Output all lines exactly, with nothing added or dropped.
-- START Data lines --
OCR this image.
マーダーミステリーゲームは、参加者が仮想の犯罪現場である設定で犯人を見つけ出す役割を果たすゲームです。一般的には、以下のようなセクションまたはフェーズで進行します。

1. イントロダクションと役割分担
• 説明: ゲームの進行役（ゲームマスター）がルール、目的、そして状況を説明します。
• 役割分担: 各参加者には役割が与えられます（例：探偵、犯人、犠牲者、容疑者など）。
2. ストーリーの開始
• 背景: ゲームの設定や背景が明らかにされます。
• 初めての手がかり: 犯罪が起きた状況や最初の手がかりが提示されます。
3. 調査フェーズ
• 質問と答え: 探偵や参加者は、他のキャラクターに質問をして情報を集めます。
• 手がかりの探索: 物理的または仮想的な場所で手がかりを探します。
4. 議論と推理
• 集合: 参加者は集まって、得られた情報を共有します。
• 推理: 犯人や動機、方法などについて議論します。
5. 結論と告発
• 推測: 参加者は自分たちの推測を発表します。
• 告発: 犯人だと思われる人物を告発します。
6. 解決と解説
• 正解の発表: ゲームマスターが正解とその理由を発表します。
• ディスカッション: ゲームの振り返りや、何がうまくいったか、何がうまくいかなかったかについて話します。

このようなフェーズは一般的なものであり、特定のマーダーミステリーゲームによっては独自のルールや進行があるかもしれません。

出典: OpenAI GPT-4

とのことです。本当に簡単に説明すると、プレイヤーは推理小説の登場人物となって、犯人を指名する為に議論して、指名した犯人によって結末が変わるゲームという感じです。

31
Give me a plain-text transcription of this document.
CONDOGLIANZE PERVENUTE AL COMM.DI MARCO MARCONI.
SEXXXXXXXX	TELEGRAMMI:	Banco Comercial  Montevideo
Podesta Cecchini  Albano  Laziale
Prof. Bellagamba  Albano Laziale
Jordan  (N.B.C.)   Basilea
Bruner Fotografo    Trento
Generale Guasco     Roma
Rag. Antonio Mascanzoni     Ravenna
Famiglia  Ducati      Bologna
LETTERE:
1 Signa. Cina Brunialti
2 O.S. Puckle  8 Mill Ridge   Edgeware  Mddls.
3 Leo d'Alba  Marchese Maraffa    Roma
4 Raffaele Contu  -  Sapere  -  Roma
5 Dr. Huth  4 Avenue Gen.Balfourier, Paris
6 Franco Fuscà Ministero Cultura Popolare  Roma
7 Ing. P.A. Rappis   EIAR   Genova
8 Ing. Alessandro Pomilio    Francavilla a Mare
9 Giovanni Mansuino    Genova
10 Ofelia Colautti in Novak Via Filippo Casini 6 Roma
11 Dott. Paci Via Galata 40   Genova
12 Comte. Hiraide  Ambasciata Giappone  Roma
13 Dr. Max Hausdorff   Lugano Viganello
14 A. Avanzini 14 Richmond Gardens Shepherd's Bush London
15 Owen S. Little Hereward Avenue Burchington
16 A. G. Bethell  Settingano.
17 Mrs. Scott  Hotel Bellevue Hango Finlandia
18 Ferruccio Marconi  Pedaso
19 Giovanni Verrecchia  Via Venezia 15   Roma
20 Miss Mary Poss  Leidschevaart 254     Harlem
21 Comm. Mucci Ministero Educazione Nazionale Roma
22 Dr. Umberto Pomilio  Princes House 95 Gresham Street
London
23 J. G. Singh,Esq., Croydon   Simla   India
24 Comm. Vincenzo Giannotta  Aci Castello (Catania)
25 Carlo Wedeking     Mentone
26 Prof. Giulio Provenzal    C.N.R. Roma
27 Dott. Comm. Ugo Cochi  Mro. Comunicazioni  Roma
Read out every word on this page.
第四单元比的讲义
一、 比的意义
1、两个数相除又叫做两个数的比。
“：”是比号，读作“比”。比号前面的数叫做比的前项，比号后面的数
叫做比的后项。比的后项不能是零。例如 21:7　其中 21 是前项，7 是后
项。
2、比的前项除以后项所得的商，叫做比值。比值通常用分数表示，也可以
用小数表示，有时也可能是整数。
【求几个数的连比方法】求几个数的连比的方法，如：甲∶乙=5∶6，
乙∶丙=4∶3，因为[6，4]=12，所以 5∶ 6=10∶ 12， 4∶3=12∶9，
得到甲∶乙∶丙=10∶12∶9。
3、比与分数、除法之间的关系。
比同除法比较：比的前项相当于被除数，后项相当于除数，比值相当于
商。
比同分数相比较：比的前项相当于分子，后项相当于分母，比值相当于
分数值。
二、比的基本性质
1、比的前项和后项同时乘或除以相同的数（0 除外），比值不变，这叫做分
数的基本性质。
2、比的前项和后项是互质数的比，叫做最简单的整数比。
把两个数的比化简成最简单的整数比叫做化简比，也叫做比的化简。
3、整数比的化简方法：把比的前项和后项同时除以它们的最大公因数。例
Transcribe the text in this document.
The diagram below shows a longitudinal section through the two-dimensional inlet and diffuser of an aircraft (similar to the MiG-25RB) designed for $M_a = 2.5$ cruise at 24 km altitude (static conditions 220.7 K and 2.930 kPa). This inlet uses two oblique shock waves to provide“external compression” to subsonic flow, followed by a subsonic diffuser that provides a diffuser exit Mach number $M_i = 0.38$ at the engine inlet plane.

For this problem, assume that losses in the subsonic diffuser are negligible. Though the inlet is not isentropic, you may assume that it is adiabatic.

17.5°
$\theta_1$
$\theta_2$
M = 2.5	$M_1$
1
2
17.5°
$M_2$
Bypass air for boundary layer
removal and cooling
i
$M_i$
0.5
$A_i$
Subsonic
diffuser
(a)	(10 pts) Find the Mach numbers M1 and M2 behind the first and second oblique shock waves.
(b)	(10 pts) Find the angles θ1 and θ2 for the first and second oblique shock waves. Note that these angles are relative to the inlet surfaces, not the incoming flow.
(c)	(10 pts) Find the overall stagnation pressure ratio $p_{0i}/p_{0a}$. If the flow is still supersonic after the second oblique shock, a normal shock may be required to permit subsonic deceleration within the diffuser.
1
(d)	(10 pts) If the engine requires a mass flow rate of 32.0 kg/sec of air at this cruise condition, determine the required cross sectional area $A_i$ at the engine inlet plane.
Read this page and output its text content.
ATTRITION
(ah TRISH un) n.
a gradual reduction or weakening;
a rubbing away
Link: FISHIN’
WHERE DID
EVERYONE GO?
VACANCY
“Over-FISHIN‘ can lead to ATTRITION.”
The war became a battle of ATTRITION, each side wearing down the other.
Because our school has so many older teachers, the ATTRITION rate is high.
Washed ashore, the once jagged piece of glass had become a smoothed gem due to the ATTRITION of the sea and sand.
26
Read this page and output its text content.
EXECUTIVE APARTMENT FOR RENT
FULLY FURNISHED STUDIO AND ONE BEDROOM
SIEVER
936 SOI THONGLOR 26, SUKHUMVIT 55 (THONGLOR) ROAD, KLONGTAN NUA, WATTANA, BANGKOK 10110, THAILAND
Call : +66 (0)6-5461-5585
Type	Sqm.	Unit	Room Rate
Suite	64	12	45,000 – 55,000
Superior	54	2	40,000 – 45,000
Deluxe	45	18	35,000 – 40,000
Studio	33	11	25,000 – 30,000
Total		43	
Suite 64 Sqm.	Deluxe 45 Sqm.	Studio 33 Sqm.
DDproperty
-- END Data lines --
- _Answer to this problem_:
OCR this image.
マーダーミステリーゲームは、参加者が仮想の犯罪現場である設定で犯人を見つけ出す役割を果たすゲームです。一般的には、以下のようなセクションまたはフェーズで進行します。

1. イントロダクションと役割分担
• 説明: ゲームの進行役（ゲームマスター）がルール、目的、そして状況を説明します。
• 役割分担: 各参加者には役割が与えられます（例：探偵、犯人、犠牲者、容疑者など）。
2. ストーリーの開始
• 背景: ゲームの設定や背景が明らかにされます。
• 初めての手がかり: 犯罪が起きた状況や最初の手がかりが提示されます。
3. 調査フェーズ
• 質問と答え: 探偵や参加者は、他のキャラクターに質問をして情報を集めます。
• 手がかりの探索: 物理的または仮想的な場所で手がかりを探します。
4. 議論と推理
• 集合: 参加者は集まって、得られた情報を共有します。
• 推理: 犯人や動機、方法などについて議論します。
5. 結論と告発
• 推測: 参加者は自分たちの推測を発表します。
• 告発: 犯人だと思われる人物を告発します。
6. 解決と解説
• 正解の発表: ゲームマスターが正解とその理由を発表します。
• ディスカッション: ゲームの振り返りや、何がうまくいったか、何がうまくいかなかったかについて話します。

このようなフェーズは一般的なものであり、特定のマーダーミステリーゲームによっては独自のルールや進行があるかもしれません。

出典: OpenAI GPT-4

とのことです。本当に簡単に説明すると、プレイヤーは推理小説の登場人物となって、犯人を指名する為に議論して、指名した犯人によって結末が変わるゲームという感じです。

31
Give me a plain-text transcription of this document.
CONDOGLIANZE PERVENUTE AL COMM.DI MARCO MARCONI.
SEXXXXXXXX	TELEGRAMMI:	Banco Comercial  Montevideo
Podesta Cecchini  Albano  Laziale
Prof. Bellagamba  Albano Laziale
Jordan  (N.B.C.)   Basilea
Bruner Fotografo    Trento
Generale Guasco     Roma
Rag. Antonio Mascanzoni     Ravenna
Famiglia  Ducati      Bologna
LETTERE:
1 Signa. Cina Brunialti
2 O.S. Puckle  8 Mill Ridge   Edgeware  Mddls.
3 Leo d'Alba  Marchese Maraffa    Roma
4 Raffaele Contu  -  Sapere  -  Roma
5 Dr. Huth  4 Avenue Gen.Balfourier, Paris
6 Franco Fuscà Ministero Cultura Popolare  Roma
7 Ing. P.A. Rappis   EIAR   Genova
8 Ing. Alessandro Pomilio    Francavilla a Mare
9 Giovanni Mansuino    Genova
10 Ofelia Colautti in Novak Via Filippo Casini 6 Roma
11 Dott. Paci Via Galata 40   Genova
12 Comte. Hiraide  Ambasciata Giappone  Roma
13 Dr. Max Hausdorff   Lugano Viganello
14 A. Avanzini 14 Richmond Gardens Shepherd's Bush London
15 Owen S. Little Hereward Avenue Burchington
16 A. G. Bethell  Settingano.
17 Mrs. Scott  Hotel Bellevue Hango Finlandia
18 Ferruccio Marconi  Pedaso
19 Giovanni Verrecchia  Via Venezia 15   Roma
20 Miss Mary Poss  Leidschevaart 254     Harlem
21 Comm. Mucci Ministero Educazione Nazionale Roma
22 Dr. Umberto Pomilio  Princes House 95 Gresham Street
London
23 J. G. Singh,Esq., Croydon   Simla   India
24 Comm. Vincenzo Giannotta  Aci Castello (Catania)
25 Carlo Wedeking     Mentone
26 Prof. Giulio Provenzal    C.N.R. Roma
27 Dott. Comm. Ugo Cochi  Mro. Comunicazioni  Roma
Read out every word on this page.
第四单元比的讲义
一、 比的意义
1、两个数相除又叫做两个数的比。
“：”是比号，读作“比”。比号前面的数叫做比的前项，比号后面的数
叫做比的后项。比的后项不能是零。例如 21:7　其中 21 是前项，7 是后
项。
2、比的前项除以后项所得的商，叫做比值。比值通常用分数表示，也可以
用小数表示，有时也可能是整数。
【求几个数的连比方法】求几个数的连比的方法，如：甲∶乙=5∶6，
乙∶丙=4∶3，因为[6，4]=12，所以 5∶ 6=10∶ 12， 4∶3=12∶9，
得到甲∶乙∶丙=10∶12∶9。
3、比与分数、除法之间的关系。
比同除法比较：比的前项相当于被除数，后项相当于除数，比值相当于
商。
比同分数相比较：比的前项相当于分子，后项相当于分母，比值相当于
分数值。
二、比的基本性质
1、比的前项和后项同时乘或除以相同的数（0 除外），比值不变，这叫做分
数的基本性质。
2、比的前项和后项是互质数的比，叫做最简单的整数比。
把两个数的比化简成最简单的整数比叫做化简比，也叫做比的化简。
3、整数比的化简方法：把比的前项和后项同时除以它们的最大公因数。例
Transcribe the text in this document.
The diagram below shows a longitudinal section through the two-dimensional inlet and diffuser of an aircraft (similar to the MiG-25RB) designed for $M_a = 2.5$ cruise at 24 km altitude (static conditions 220.7 K and 2.930 kPa). This inlet uses two oblique shock waves to provide“external compression” to subsonic flow, followed by a subsonic diffuser that provides a diffuser exit Mach number $M_i = 0.38$ at the engine inlet plane.

For this problem, assume that losses in the subsonic diffuser are negligible. Though the inlet is not isentropic, you may assume that it is adiabatic.

17.5°
$\theta_1$
$\theta_2$
M = 2.5	$M_1$
1
2
17.5°
$M_2$
Bypass air for boundary layer
removal and cooling
i
$M_i$
0.5
$A_i$
Subsonic
diffuser
(a)	(10 pts) Find the Mach numbers M1 and M2 behind the first and second oblique shock waves.
(b)	(10 pts) Find the angles θ1 and θ2 for the first and second oblique shock waves. Note that these angles are relative to the inlet surfaces, not the incoming flow.
(c)	(10 pts) Find the overall stagnation pressure ratio $p_{0i}/p_{0a}$. If the flow is still supersonic after the second oblique shock, a normal shock may be required to permit subsonic deceleration within the diffuser.
1
(d)	(10 pts) If the engine requires a mass flow rate of 32.0 kg/sec of air at this cruise condition, determine the required cross sectional area $A_i$ at the engine inlet plane.
Read this page and output its text content.
ATTRITION
(ah TRISH un) n.
a gradual reduction or weakening;
a rubbing away
Link: FISHIN’
WHERE DID
EVERYONE GO?
VACANCY
“Over-FISHIN‘ can lead to ATTRITION.”
The war became a battle of ATTRITION, each side wearing down the other.
Because our school has so many older teachers, the ATTRITION rate is high.
Washed ashore, the once jagged piece of glass had become a smoothed gem due to the ATTRITION of the sea and sand.
26
Read this page and output its text content.
EXECUTIVE APARTMENT FOR RENT
FULLY FURNISHED STUDIO AND ONE BEDROOM
SIEVER
936 SOI THONGLOR 26, SUKHUMVIT 55 (THONGLOR) ROAD, KLONGTAN NUA, WATTANA, BANGKOK 10110, THAILAND
Call : +66 (0)6-5461-5585
Type	Sqm.	Unit	Room Rate
Suite	64	12	45,000 – 55,000
Superior	54	2	40,000 – 45,000
Deluxe	45	18	35,000 – 40,000
Studio	33	11	25,000 – 30,000
Total		43	
Suite 64 Sqm.	Deluxe 45 Sqm.	Studio 33 Sqm.
DDproperty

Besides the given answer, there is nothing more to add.